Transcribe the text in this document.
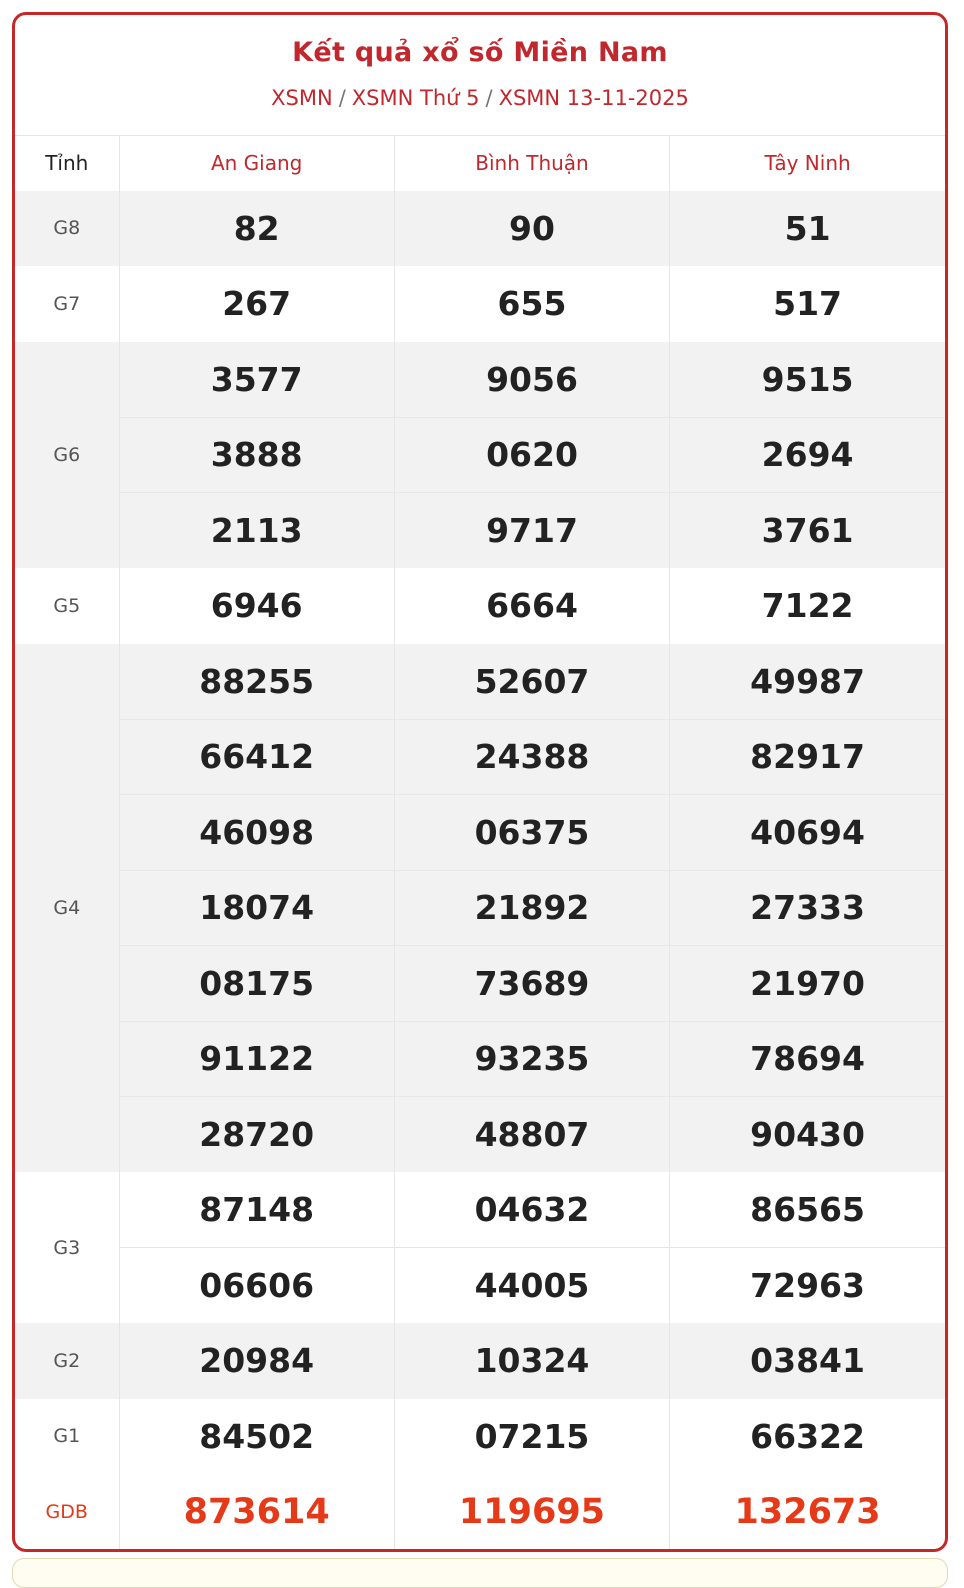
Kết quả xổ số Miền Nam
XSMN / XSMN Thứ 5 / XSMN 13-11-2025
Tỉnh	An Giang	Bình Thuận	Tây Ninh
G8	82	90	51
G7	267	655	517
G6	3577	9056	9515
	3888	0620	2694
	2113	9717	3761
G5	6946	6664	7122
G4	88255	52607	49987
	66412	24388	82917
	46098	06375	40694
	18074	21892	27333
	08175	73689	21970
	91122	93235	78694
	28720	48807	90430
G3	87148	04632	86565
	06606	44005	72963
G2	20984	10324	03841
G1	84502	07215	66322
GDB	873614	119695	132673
...
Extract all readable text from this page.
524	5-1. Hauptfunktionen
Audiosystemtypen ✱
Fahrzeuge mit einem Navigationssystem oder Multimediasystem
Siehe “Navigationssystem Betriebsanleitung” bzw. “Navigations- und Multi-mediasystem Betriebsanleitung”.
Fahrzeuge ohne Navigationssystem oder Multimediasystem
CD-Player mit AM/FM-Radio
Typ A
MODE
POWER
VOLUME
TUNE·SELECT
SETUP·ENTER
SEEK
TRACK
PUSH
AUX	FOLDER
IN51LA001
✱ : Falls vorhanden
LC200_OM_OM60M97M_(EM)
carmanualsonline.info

What is required: Show each line of the listing that holds the string "Fahrzeuge".

Right answer:
Fahrzeuge mit einem Navigationssystem oder Multimediasystem
Fahrzeuge ohne Navigationssystem oder Multimediasystem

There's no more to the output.